[Data records]
══════════
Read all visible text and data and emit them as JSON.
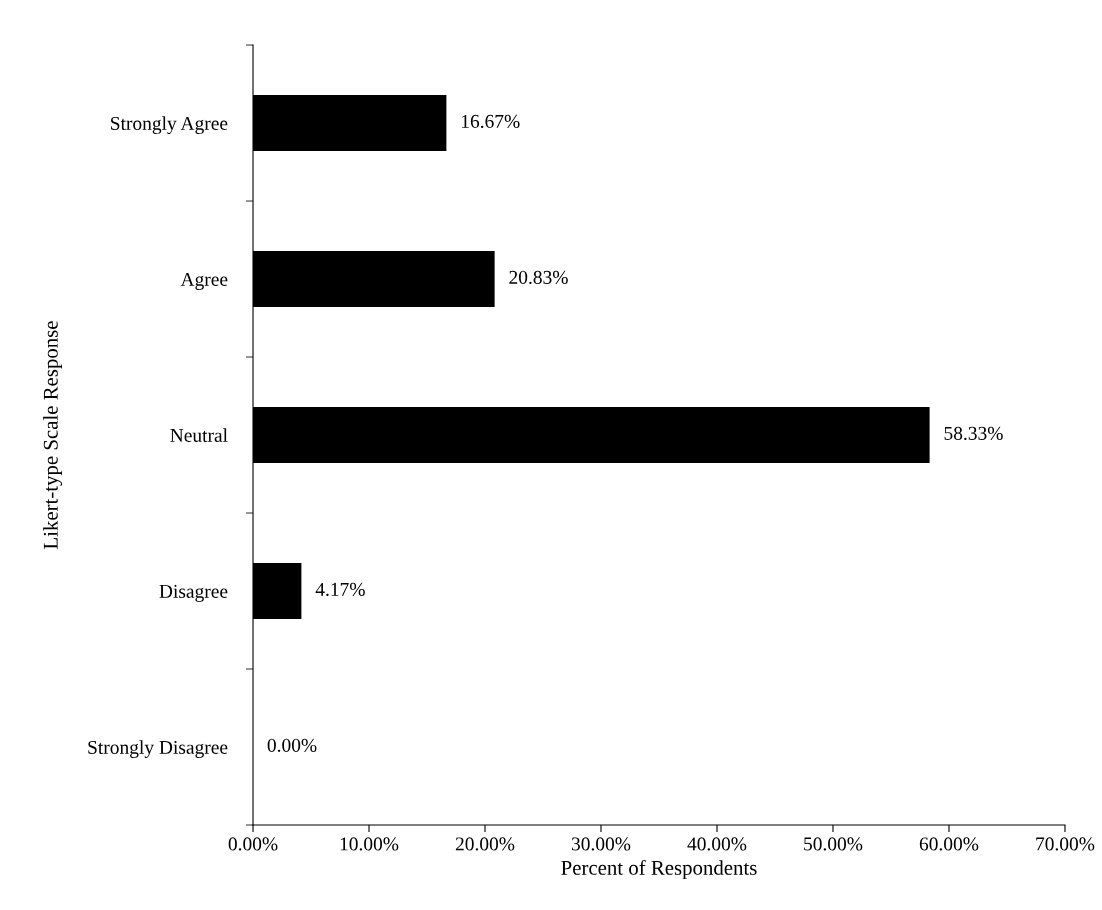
{
  "chart_data": {
    "type": "bar",
    "orientation": "horizontal",
    "xlabel": "Percent of Respondents",
    "ylabel": "Likert-type Scale Response",
    "categories": [
      "Strongly Agree",
      "Agree",
      "Neutral",
      "Disagree",
      "Strongly Disagree"
    ],
    "values": [
      16.67,
      20.83,
      58.33,
      4.17,
      0.0
    ],
    "value_labels": [
      "16.67%",
      "20.83%",
      "58.33%",
      "4.17%",
      "0.00%"
    ],
    "color": "#000000",
    "xlim": [
      0,
      70
    ],
    "xticks": [
      {
        "value": 0,
        "label": "0.00%"
      },
      {
        "value": 10,
        "label": "10.00%"
      },
      {
        "value": 20,
        "label": "20.00%"
      },
      {
        "value": 30,
        "label": "30.00%"
      },
      {
        "value": 40,
        "label": "40.00%"
      },
      {
        "value": 50,
        "label": "50.00%"
      },
      {
        "value": 60,
        "label": "60.00%"
      },
      {
        "value": 70,
        "label": "70.00%"
      }
    ],
    "grid": false,
    "legend": false
  }
}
══════════
● **Work to complete**
Reproduce the listing exactly. Leave its pictures out.

● **Complete output**
Read all visible text and data and emit them as JSON.
{
  "chart_data": {
    "type": "bar",
    "orientation": "horizontal",
    "xlabel": "Percent of Respondents",
    "ylabel": "Likert-type Scale Response",
    "categories": [
      "Strongly Agree",
      "Agree",
      "Neutral",
      "Disagree",
      "Strongly Disagree"
    ],
    "values": [
      16.67,
      20.83,
      58.33,
      4.17,
      0.0
    ],
    "value_labels": [
      "16.67%",
      "20.83%",
      "58.33%",
      "4.17%",
      "0.00%"
    ],
    "color": "#000000",
    "xlim": [
      0,
      70
    ],
    "xticks": [
      {
        "value": 0,
        "label": "0.00%"
      },
      {
        "value": 10,
        "label": "10.00%"
      },
      {
        "value": 20,
        "label": "20.00%"
      },
      {
        "value": 30,
        "label": "30.00%"
      },
      {
        "value": 40,
        "label": "40.00%"
      },
      {
        "value": 50,
        "label": "50.00%"
      },
      {
        "value": 60,
        "label": "60.00%"
      },
      {
        "value": 70,
        "label": "70.00%"
      }
    ],
    "grid": false,
    "legend": false
  }
}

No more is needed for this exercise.